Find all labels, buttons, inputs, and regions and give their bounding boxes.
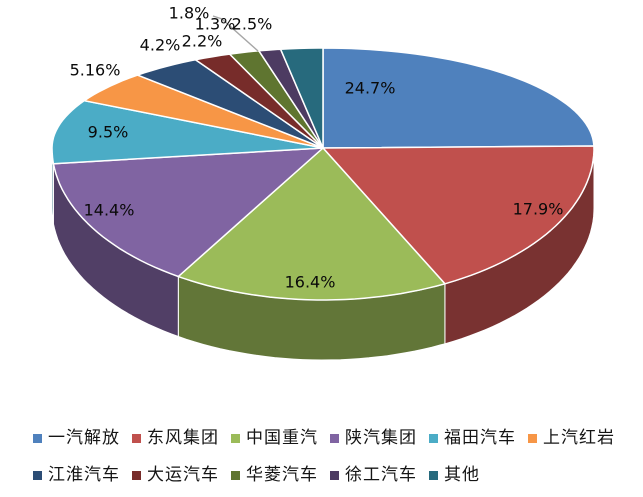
slice-label: 4.2% — [139, 35, 181, 55]
legend-item: 江淮汽车 — [33, 464, 132, 486]
leader-line — [212, 15, 259, 52]
slice-label: 2.2% — [181, 31, 223, 51]
pie-slice — [279, 47, 324, 149]
legend-item: 东风集团 — [132, 427, 231, 449]
legend-item: 上汽红岩 — [528, 427, 627, 449]
slice-label: 9.5% — [87, 122, 129, 142]
legend-item: 华菱汽车 — [231, 464, 330, 486]
legend-swatch — [132, 471, 141, 480]
legend-item: 徐工汽车 — [330, 464, 429, 486]
legend-item: 其他 — [429, 464, 528, 486]
legend-label: 江淮汽车 — [48, 465, 120, 485]
legend-label: 徐工汽车 — [345, 465, 417, 485]
legend-swatch — [231, 434, 240, 443]
pie-slice — [83, 74, 324, 149]
legend-swatch — [33, 471, 42, 480]
pie-slice — [136, 59, 324, 149]
legend-label: 上汽红岩 — [543, 428, 615, 448]
legend-label: 华菱汽车 — [246, 465, 318, 485]
legend-label: 东风集团 — [147, 428, 219, 448]
legend-label: 一汽解放 — [48, 428, 120, 448]
pie-slice — [177, 147, 446, 301]
slice-label: 14.4% — [83, 200, 135, 220]
legend-row: 江淮汽车 大运汽车 华菱汽车 徐工汽车 其他 — [33, 464, 643, 486]
legend-label: 陕汽集团 — [345, 428, 417, 448]
chart-area: 24.7% 17.9% 16.4% 14.4% 9.5% 5.16% 4.2% 2.2% 1.8… — [51, 3, 595, 361]
slice-label: 1.8% — [168, 3, 210, 23]
pie-slice — [322, 145, 595, 285]
legend-item: 福田汽车 — [429, 427, 528, 449]
legend-item: 陕汽集团 — [330, 427, 429, 449]
pie-slice — [52, 147, 324, 278]
legend-item: 大运汽车 — [132, 464, 231, 486]
slice-label: 5.16% — [69, 60, 121, 80]
slice-label: 17.9% — [512, 199, 564, 219]
legend-label: 中国重汽 — [246, 428, 318, 448]
legend-swatch — [132, 434, 141, 443]
slice-label: 2.5% — [231, 14, 273, 34]
legend-row: 一汽解放 东风集团 中国重汽 陕汽集团 福田汽车 上汽红岩 — [33, 427, 643, 449]
legend-swatch — [231, 471, 240, 480]
legend-swatch — [429, 434, 438, 443]
slice-label: 16.4% — [284, 272, 336, 292]
legend-swatch — [528, 434, 537, 443]
legend-item: 一汽解放 — [33, 427, 132, 449]
legend-label: 大运汽车 — [147, 465, 219, 485]
legend-swatch — [330, 471, 339, 480]
slice-label: 1.3% — [194, 14, 236, 34]
legend-item: 中国重汽 — [231, 427, 330, 449]
legend-swatch — [330, 434, 339, 443]
pie-slice — [322, 47, 595, 149]
slice-label: 24.7% — [344, 78, 396, 98]
legend-swatch — [33, 434, 42, 443]
legend-label: 其他 — [444, 465, 480, 485]
legend-swatch — [429, 471, 438, 480]
pie-slice — [51, 99, 324, 165]
legend: 一汽解放 东风集团 中国重汽 陕汽集团 福田汽车 上汽红岩江淮汽车 大运汽车 华菱汽车 徐工汽车… — [33, 427, 643, 497]
legend-label: 福田汽车 — [444, 428, 516, 448]
pie-chart — [51, 15, 595, 361]
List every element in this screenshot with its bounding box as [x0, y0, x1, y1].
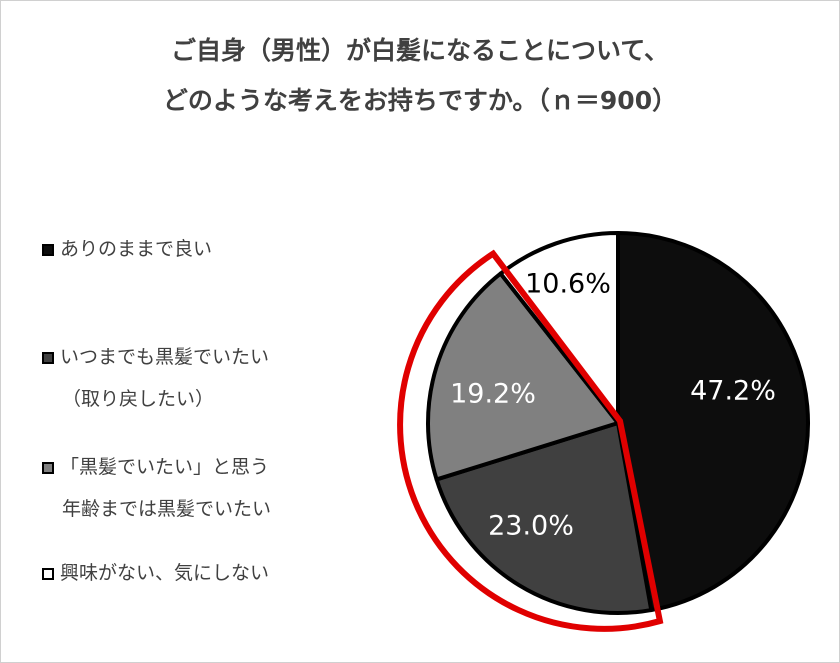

→ Task:
Present every line of the data above as a numbered list, skipping blank lines and leaving out the pictures.

→ Answer to this task:
1. Find all labels, buttons, inputs, and regions and give their bounding boxes.
2. slice-label: 4.2% — [139, 35, 181, 55]
3. legend-item: 江淮汽车 — [33, 464, 132, 486]
4. leader-line — [212, 15, 259, 52]
5. slice-label: 2.2% — [181, 31, 223, 51]
6. pie-slice — [279, 47, 324, 149]
7. legend-item: 东风集团 — [132, 427, 231, 449]
8. legend-item: 上汽红岩 — [528, 427, 627, 449]
9. slice-label: 9.5% — [87, 122, 129, 142]
10. legend-item: 华菱汽车 — [231, 464, 330, 486]
11. legend-swatch — [132, 471, 141, 480]
12. legend-item: 徐工汽车 — [330, 464, 429, 486]
13. legend-item: 其他 — [429, 464, 528, 486]
14. legend-label: 江淮汽车 — [48, 465, 120, 485]
15. legend-label: 徐工汽车 — [345, 465, 417, 485]
16. legend-swatch — [231, 434, 240, 443]
17. pie-slice — [83, 74, 324, 149]
18. legend-swatch — [33, 471, 42, 480]
19. pie-slice — [136, 59, 324, 149]
20. legend-label: 上汽红岩 — [543, 428, 615, 448]
21. legend-label: 华菱汽车 — [246, 465, 318, 485]
22. legend-label: 东风集团 — [147, 428, 219, 448]
23. legend-label: 一汽解放 — [48, 428, 120, 448]
24. pie-slice — [177, 147, 446, 301]
25. slice-label: 14.4% — [83, 200, 135, 220]
26. legend-row: 江淮汽车 大运汽车 华菱汽车 徐工汽车 其他 — [33, 464, 643, 486]
27. legend-label: 陕汽集团 — [345, 428, 417, 448]
28. chart-area: 24.7% 17.9% 16.4% 14.4% 9.5% 5.16% 4.2% 2.2% 1.8… — [51, 3, 595, 361]
29. slice-label: 1.8% — [168, 3, 210, 23]
30. pie-slice — [322, 145, 595, 285]
31. legend-item: 福田汽车 — [429, 427, 528, 449]
32. legend-item: 陕汽集团 — [330, 427, 429, 449]
33. pie-slice — [52, 147, 324, 278]
34. legend-item: 大运汽车 — [132, 464, 231, 486]
35. slice-label: 5.16% — [69, 60, 121, 80]
36. slice-label: 17.9% — [512, 199, 564, 219]
37. legend-label: 中国重汽 — [246, 428, 318, 448]
38. legend-swatch — [132, 434, 141, 443]
39. slice-label: 2.5% — [231, 14, 273, 34]
40. legend-row: 一汽解放 东风集团 中国重汽 陕汽集团 福田汽车 上汽红岩 — [33, 427, 643, 449]
41. legend-swatch — [231, 471, 240, 480]
42. legend-swatch — [429, 434, 438, 443]
43. slice-label: 16.4% — [284, 272, 336, 292]
44. legend-swatch — [528, 434, 537, 443]
45. legend-item: 一汽解放 — [33, 427, 132, 449]
46. legend-label: 大运汽车 — [147, 465, 219, 485]
47. legend-swatch — [330, 471, 339, 480]
48. slice-label: 1.3% — [194, 14, 236, 34]
49. legend-item: 中国重汽 — [231, 427, 330, 449]
50. legend-swatch — [330, 434, 339, 443]
51. pie-slice — [322, 47, 595, 149]
52. slice-label: 24.7% — [344, 78, 396, 98]
53. legend-swatch — [33, 434, 42, 443]
54. legend-label: 其他 — [444, 465, 480, 485]
55. legend-swatch — [429, 471, 438, 480]
56. pie-slice — [51, 99, 324, 165]
57. legend: 一汽解放 东风集团 中国重汽 陕汽集团 福田汽车 上汽红岩江淮汽车 大运汽车 华菱汽车 徐工汽车… — [33, 427, 643, 497]
58. legend-label: 福田汽车 — [444, 428, 516, 448]
59. pie-chart — [51, 15, 595, 361]
60. List every element in this screenshot with its bounding box as [x0, y0, x1, y1].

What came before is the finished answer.